* [Prompt] Reproduce the listing below exactly, minus its pictures.

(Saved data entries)
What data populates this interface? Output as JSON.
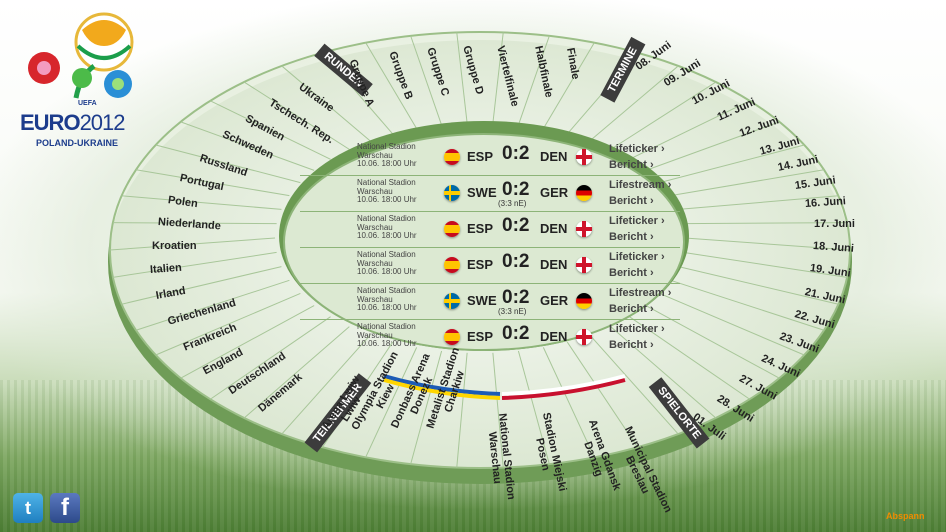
{
  "logo": {
    "uefa": "UEFA",
    "euro": "EURO",
    "year": "2012",
    "host": "POLAND-UKRAINE"
  },
  "headers": {
    "runden": "RUNDEN",
    "termine": "TERMINE",
    "spielorte": "SPIELORTE",
    "teilnehmer": "TEILNEHMER"
  },
  "rounds": [
    "Gruppe A",
    "Gruppe B",
    "Gruppe C",
    "Gruppe D",
    "Viertelfinale",
    "Halbfinale",
    "Finale"
  ],
  "dates": [
    "08. Juni",
    "09. Juni",
    "10. Juni",
    "11. Juni",
    "12. Juni",
    "13. Juni",
    "14. Juni",
    "15. Juni",
    "16. Juni",
    "17. Juni",
    "18. Juni",
    "19. Juni",
    "21. Juni",
    "22. Juni",
    "23. Juni",
    "24. Juni",
    "27. Juni",
    "28. Juni",
    "01. Juli"
  ],
  "venues": [
    "Arena Lwiw\nLwiw",
    "Olympia Stadion\nKiew",
    "Donbass Arena\nDonezk",
    "Metalist Stadion\nCharkiw",
    "National Stadion\nWarschau",
    "Stadion Miejski\nPosen",
    "Arena Gdansk\nDanzig",
    "Municipal Stadion\nBreslau"
  ],
  "teams": [
    "Ukraine",
    "Tschech. Rep.",
    "Spanien",
    "Schweden",
    "Russland",
    "Portugal",
    "Polen",
    "Niederlande",
    "Kroatien",
    "Italien",
    "Irland",
    "Griechenland",
    "Frankreich",
    "England",
    "Deutschland",
    "Dänemark"
  ],
  "matches": [
    {
      "venue": "National Stadion",
      "city": "Warschau",
      "time": "10.06. 18:00 Uhr",
      "home": "ESP",
      "away": "DEN",
      "home_flag": "esp",
      "away_flag": "den",
      "score": "0:2",
      "sub": "",
      "link1": "Lifeticker ›",
      "link2": "Bericht ›"
    },
    {
      "venue": "National Stadion",
      "city": "Warschau",
      "time": "10.06. 18:00 Uhr",
      "home": "SWE",
      "away": "GER",
      "home_flag": "swe",
      "away_flag": "ger",
      "score": "0:2",
      "sub": "(3:3 nE)",
      "link1": "Lifestream ›",
      "link2": "Bericht ›"
    },
    {
      "venue": "National Stadion",
      "city": "Warschau",
      "time": "10.06. 18:00 Uhr",
      "home": "ESP",
      "away": "DEN",
      "home_flag": "esp",
      "away_flag": "den",
      "score": "0:2",
      "sub": "",
      "link1": "Lifeticker ›",
      "link2": "Bericht ›"
    },
    {
      "venue": "National Stadion",
      "city": "Warschau",
      "time": "10.06. 18:00 Uhr",
      "home": "ESP",
      "away": "DEN",
      "home_flag": "esp",
      "away_flag": "den",
      "score": "0:2",
      "sub": "",
      "link1": "Lifeticker ›",
      "link2": "Bericht ›"
    },
    {
      "venue": "National Stadion",
      "city": "Warschau",
      "time": "10.06. 18:00 Uhr",
      "home": "SWE",
      "away": "GER",
      "home_flag": "swe",
      "away_flag": "ger",
      "score": "0:2",
      "sub": "(3:3 nE)",
      "link1": "Lifestream ›",
      "link2": "Bericht ›"
    },
    {
      "venue": "National Stadion",
      "city": "Warschau",
      "time": "10.06. 18:00 Uhr",
      "home": "ESP",
      "away": "DEN",
      "home_flag": "esp",
      "away_flag": "den",
      "score": "0:2",
      "sub": "",
      "link1": "Lifeticker ›",
      "link2": "Bericht ›"
    }
  ],
  "social": {
    "twitter_icon": "twitter-icon",
    "facebook_icon": "facebook-icon"
  },
  "footer": {
    "abspann": "Abspann"
  },
  "colors": {
    "accent": "#f08c00",
    "ring": "#7faa66",
    "text": "#222222"
  }
}
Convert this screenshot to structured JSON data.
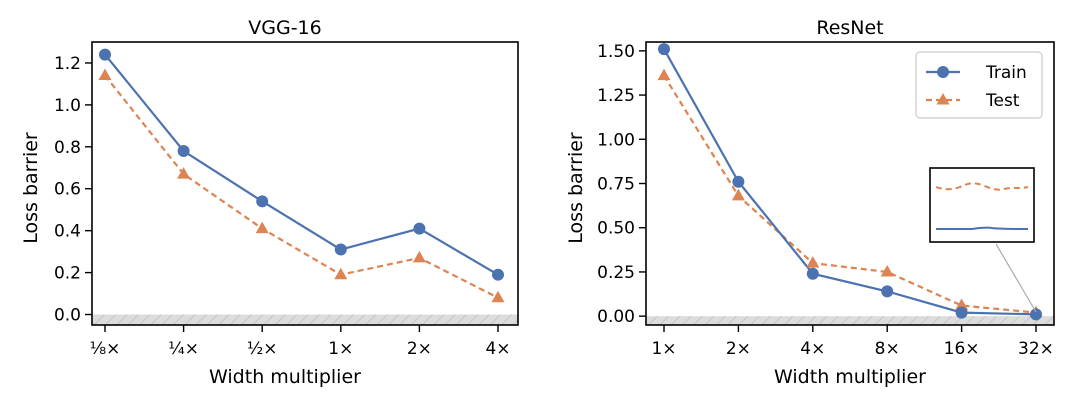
{
  "chart_data": [
    {
      "type": "line",
      "title": "VGG-16",
      "xlabel": "Width multiplier",
      "ylabel": "Loss barrier",
      "categories": [
        "⅛×",
        "¼×",
        "½×",
        "1×",
        "2×",
        "4×"
      ],
      "ylim": [
        -0.05,
        1.3
      ],
      "yticks": [
        "0.0",
        "0.2",
        "0.4",
        "0.6",
        "0.8",
        "1.0",
        "1.2"
      ],
      "ytick_values": [
        0,
        0.2,
        0.4,
        0.6,
        0.8,
        1.0,
        1.2
      ],
      "grid": false,
      "shaded_band": "below zero, hatched gray",
      "series": [
        {
          "name": "Train",
          "values": [
            1.24,
            0.78,
            0.54,
            0.31,
            0.41,
            0.19
          ]
        },
        {
          "name": "Test",
          "values": [
            1.14,
            0.67,
            0.41,
            0.19,
            0.27,
            0.08
          ]
        }
      ]
    },
    {
      "type": "line",
      "title": "ResNet",
      "xlabel": "Width multiplier",
      "ylabel": "Loss barrier",
      "categories": [
        "1×",
        "2×",
        "4×",
        "8×",
        "16×",
        "32×"
      ],
      "ylim": [
        -0.05,
        1.55
      ],
      "yticks": [
        "0.00",
        "0.25",
        "0.50",
        "0.75",
        "1.00",
        "1.25",
        "1.50"
      ],
      "ytick_values": [
        0,
        0.25,
        0.5,
        0.75,
        1.0,
        1.25,
        1.5
      ],
      "grid": false,
      "legend": "top-right",
      "shaded_band": "below zero, hatched gray",
      "inset": "zoom on the 32× points",
      "series": [
        {
          "name": "Train",
          "values": [
            1.51,
            0.76,
            0.24,
            0.14,
            0.02,
            0.01
          ]
        },
        {
          "name": "Test",
          "values": [
            1.36,
            0.68,
            0.3,
            0.25,
            0.06,
            0.02
          ]
        }
      ]
    }
  ],
  "legend": {
    "train_label": "Train",
    "test_label": "Test"
  },
  "colors": {
    "train": "#4C72B0",
    "test": "#DD8452",
    "band": "#DCDCDC",
    "hatch": "#B8B8B8"
  }
}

* [Exercise result]
What data populates this interface? Output as JSON.
{
  "logo": {
    "uefa": "UEFA",
    "euro": "EURO",
    "year": "2012",
    "host": "POLAND-UKRAINE"
  },
  "headers": {
    "runden": "RUNDEN",
    "termine": "TERMINE",
    "spielorte": "SPIELORTE",
    "teilnehmer": "TEILNEHMER"
  },
  "rounds": [
    "Gruppe A",
    "Gruppe B",
    "Gruppe C",
    "Gruppe D",
    "Viertelfinale",
    "Halbfinale",
    "Finale"
  ],
  "dates": [
    "08. Juni",
    "09. Juni",
    "10. Juni",
    "11. Juni",
    "12. Juni",
    "13. Juni",
    "14. Juni",
    "15. Juni",
    "16. Juni",
    "17. Juni",
    "18. Juni",
    "19. Juni",
    "21. Juni",
    "22. Juni",
    "23. Juni",
    "24. Juni",
    "27. Juni",
    "28. Juni",
    "01. Juli"
  ],
  "venues": [
    "Arena Lwiw\nLwiw",
    "Olympia Stadion\nKiew",
    "Donbass Arena\nDonezk",
    "Metalist Stadion\nCharkiw",
    "National Stadion\nWarschau",
    "Stadion Miejski\nPosen",
    "Arena Gdansk\nDanzig",
    "Municipal Stadion\nBreslau"
  ],
  "teams": [
    "Ukraine",
    "Tschech. Rep.",
    "Spanien",
    "Schweden",
    "Russland",
    "Portugal",
    "Polen",
    "Niederlande",
    "Kroatien",
    "Italien",
    "Irland",
    "Griechenland",
    "Frankreich",
    "England",
    "Deutschland",
    "Dänemark"
  ],
  "matches": [
    {
      "venue": "National Stadion",
      "city": "Warschau",
      "time": "10.06. 18:00 Uhr",
      "home": "ESP",
      "away": "DEN",
      "home_flag": "esp",
      "away_flag": "den",
      "score": "0:2",
      "sub": "",
      "link1": "Lifeticker ›",
      "link2": "Bericht ›"
    },
    {
      "venue": "National Stadion",
      "city": "Warschau",
      "time": "10.06. 18:00 Uhr",
      "home": "SWE",
      "away": "GER",
      "home_flag": "swe",
      "away_flag": "ger",
      "score": "0:2",
      "sub": "(3:3 nE)",
      "link1": "Lifestream ›",
      "link2": "Bericht ›"
    },
    {
      "venue": "National Stadion",
      "city": "Warschau",
      "time": "10.06. 18:00 Uhr",
      "home": "ESP",
      "away": "DEN",
      "home_flag": "esp",
      "away_flag": "den",
      "score": "0:2",
      "sub": "",
      "link1": "Lifeticker ›",
      "link2": "Bericht ›"
    },
    {
      "venue": "National Stadion",
      "city": "Warschau",
      "time": "10.06. 18:00 Uhr",
      "home": "ESP",
      "away": "DEN",
      "home_flag": "esp",
      "away_flag": "den",
      "score": "0:2",
      "sub": "",
      "link1": "Lifeticker ›",
      "link2": "Bericht ›"
    },
    {
      "venue": "National Stadion",
      "city": "Warschau",
      "time": "10.06. 18:00 Uhr",
      "home": "SWE",
      "away": "GER",
      "home_flag": "swe",
      "away_flag": "ger",
      "score": "0:2",
      "sub": "(3:3 nE)",
      "link1": "Lifestream ›",
      "link2": "Bericht ›"
    },
    {
      "venue": "National Stadion",
      "city": "Warschau",
      "time": "10.06. 18:00 Uhr",
      "home": "ESP",
      "away": "DEN",
      "home_flag": "esp",
      "away_flag": "den",
      "score": "0:2",
      "sub": "",
      "link1": "Lifeticker ›",
      "link2": "Bericht ›"
    }
  ],
  "social": {
    "twitter_icon": "twitter-icon",
    "facebook_icon": "facebook-icon"
  },
  "footer": {
    "abspann": "Abspann"
  },
  "colors": {
    "accent": "#f08c00",
    "ring": "#7faa66",
    "text": "#222222"
  }
}
Convert this screenshot to structured JSON data.
{
  "chart_data": [
    {
      "type": "line",
      "title": "VGG-16",
      "xlabel": "Width multiplier",
      "ylabel": "Loss barrier",
      "categories": [
        "⅛×",
        "¼×",
        "½×",
        "1×",
        "2×",
        "4×"
      ],
      "ylim": [
        -0.05,
        1.3
      ],
      "yticks": [
        "0.0",
        "0.2",
        "0.4",
        "0.6",
        "0.8",
        "1.0",
        "1.2"
      ],
      "ytick_values": [
        0,
        0.2,
        0.4,
        0.6,
        0.8,
        1.0,
        1.2
      ],
      "grid": false,
      "shaded_band": "below zero, hatched gray",
      "series": [
        {
          "name": "Train",
          "values": [
            1.24,
            0.78,
            0.54,
            0.31,
            0.41,
            0.19
          ]
        },
        {
          "name": "Test",
          "values": [
            1.14,
            0.67,
            0.41,
            0.19,
            0.27,
            0.08
          ]
        }
      ]
    },
    {
      "type": "line",
      "title": "ResNet",
      "xlabel": "Width multiplier",
      "ylabel": "Loss barrier",
      "categories": [
        "1×",
        "2×",
        "4×",
        "8×",
        "16×",
        "32×"
      ],
      "ylim": [
        -0.05,
        1.55
      ],
      "yticks": [
        "0.00",
        "0.25",
        "0.50",
        "0.75",
        "1.00",
        "1.25",
        "1.50"
      ],
      "ytick_values": [
        0,
        0.25,
        0.5,
        0.75,
        1.0,
        1.25,
        1.5
      ],
      "grid": false,
      "legend": "top-right",
      "shaded_band": "below zero, hatched gray",
      "inset": "zoom on the 32× points",
      "series": [
        {
          "name": "Train",
          "values": [
            1.51,
            0.76,
            0.24,
            0.14,
            0.02,
            0.01
          ]
        },
        {
          "name": "Test",
          "values": [
            1.36,
            0.68,
            0.3,
            0.25,
            0.06,
            0.02
          ]
        }
      ]
    }
  ],
  "legend": {
    "train_label": "Train",
    "test_label": "Test"
  },
  "colors": {
    "train": "#4C72B0",
    "test": "#DD8452",
    "band": "#DCDCDC",
    "hatch": "#B8B8B8"
  }
}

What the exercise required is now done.